*Your task:* Reproduce the entries exactly.

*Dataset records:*
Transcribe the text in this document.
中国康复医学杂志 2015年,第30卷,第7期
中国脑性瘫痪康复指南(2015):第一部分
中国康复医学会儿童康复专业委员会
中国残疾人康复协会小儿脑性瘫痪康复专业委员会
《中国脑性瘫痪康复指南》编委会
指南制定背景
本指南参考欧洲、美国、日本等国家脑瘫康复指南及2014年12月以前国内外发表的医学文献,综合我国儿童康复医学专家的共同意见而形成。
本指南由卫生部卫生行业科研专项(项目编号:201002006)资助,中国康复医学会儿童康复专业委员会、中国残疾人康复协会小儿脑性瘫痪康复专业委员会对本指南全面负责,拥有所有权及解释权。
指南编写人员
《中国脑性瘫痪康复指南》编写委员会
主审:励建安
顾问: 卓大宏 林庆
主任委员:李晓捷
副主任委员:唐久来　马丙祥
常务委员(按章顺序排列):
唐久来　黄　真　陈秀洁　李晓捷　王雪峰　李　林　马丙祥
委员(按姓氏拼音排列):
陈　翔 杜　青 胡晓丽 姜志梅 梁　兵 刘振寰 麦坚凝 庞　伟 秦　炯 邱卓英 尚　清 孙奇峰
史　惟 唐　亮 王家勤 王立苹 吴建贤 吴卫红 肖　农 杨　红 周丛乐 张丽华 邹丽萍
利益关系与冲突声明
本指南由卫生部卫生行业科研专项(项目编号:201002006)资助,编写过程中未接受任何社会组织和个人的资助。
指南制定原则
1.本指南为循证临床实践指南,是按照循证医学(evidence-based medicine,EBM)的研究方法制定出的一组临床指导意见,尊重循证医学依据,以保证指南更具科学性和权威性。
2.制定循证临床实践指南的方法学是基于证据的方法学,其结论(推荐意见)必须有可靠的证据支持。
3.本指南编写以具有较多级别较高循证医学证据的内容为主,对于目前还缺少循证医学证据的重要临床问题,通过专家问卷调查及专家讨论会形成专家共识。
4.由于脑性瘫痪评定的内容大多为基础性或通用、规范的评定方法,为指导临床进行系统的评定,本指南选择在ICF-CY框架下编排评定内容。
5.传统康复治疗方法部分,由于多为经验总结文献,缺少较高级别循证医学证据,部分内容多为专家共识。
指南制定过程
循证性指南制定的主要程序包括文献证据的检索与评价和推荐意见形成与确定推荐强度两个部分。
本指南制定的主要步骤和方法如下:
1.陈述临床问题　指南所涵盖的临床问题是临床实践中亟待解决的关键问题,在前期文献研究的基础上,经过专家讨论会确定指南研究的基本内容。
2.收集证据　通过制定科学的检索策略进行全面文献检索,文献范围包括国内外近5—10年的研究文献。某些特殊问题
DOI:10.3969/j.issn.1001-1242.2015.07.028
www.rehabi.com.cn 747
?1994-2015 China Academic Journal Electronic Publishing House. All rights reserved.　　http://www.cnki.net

*Answer to this problem:*
Transcribe the text in this document.
中国康复医学杂志 2015年,第30卷,第7期
中国脑性瘫痪康复指南(2015):第一部分
中国康复医学会儿童康复专业委员会
中国残疾人康复协会小儿脑性瘫痪康复专业委员会
《中国脑性瘫痪康复指南》编委会
指南制定背景
本指南参考欧洲、美国、日本等国家脑瘫康复指南及2014年12月以前国内外发表的医学文献,综合我国儿童康复医学专家的共同意见而形成。
本指南由卫生部卫生行业科研专项(项目编号:201002006)资助,中国康复医学会儿童康复专业委员会、中国残疾人康复协会小儿脑性瘫痪康复专业委员会对本指南全面负责,拥有所有权及解释权。
指南编写人员
《中国脑性瘫痪康复指南》编写委员会
主审:励建安
顾问: 卓大宏 林庆
主任委员:李晓捷
副主任委员:唐久来　马丙祥
常务委员(按章顺序排列):
唐久来　黄　真　陈秀洁　李晓捷　王雪峰　李　林　马丙祥
委员(按姓氏拼音排列):
陈　翔 杜　青 胡晓丽 姜志梅 梁　兵 刘振寰 麦坚凝 庞　伟 秦　炯 邱卓英 尚　清 孙奇峰
史　惟 唐　亮 王家勤 王立苹 吴建贤 吴卫红 肖　农 杨　红 周丛乐 张丽华 邹丽萍
利益关系与冲突声明
本指南由卫生部卫生行业科研专项(项目编号:201002006)资助,编写过程中未接受任何社会组织和个人的资助。
指南制定原则
1.本指南为循证临床实践指南,是按照循证医学(evidence-based medicine,EBM)的研究方法制定出的一组临床指导意见,尊重循证医学依据,以保证指南更具科学性和权威性。
2.制定循证临床实践指南的方法学是基于证据的方法学,其结论(推荐意见)必须有可靠的证据支持。
3.本指南编写以具有较多级别较高循证医学证据的内容为主,对于目前还缺少循证医学证据的重要临床问题,通过专家问卷调查及专家讨论会形成专家共识。
4.由于脑性瘫痪评定的内容大多为基础性或通用、规范的评定方法,为指导临床进行系统的评定,本指南选择在ICF-CY框架下编排评定内容。
5.传统康复治疗方法部分,由于多为经验总结文献,缺少较高级别循证医学证据,部分内容多为专家共识。
指南制定过程
循证性指南制定的主要程序包括文献证据的检索与评价和推荐意见形成与确定推荐强度两个部分。
本指南制定的主要步骤和方法如下:
1.陈述临床问题　指南所涵盖的临床问题是临床实践中亟待解决的关键问题,在前期文献研究的基础上,经过专家讨论会确定指南研究的基本内容。
2.收集证据　通过制定科学的检索策略进行全面文献检索,文献范围包括国内外近5—10年的研究文献。某些特殊问题
DOI:10.3969/j.issn.1001-1242.2015.07.028
www.rehabi.com.cn 747
?1994-2015 China Academic Journal Electronic Publishing House. All rights reserved.　　http://www.cnki.net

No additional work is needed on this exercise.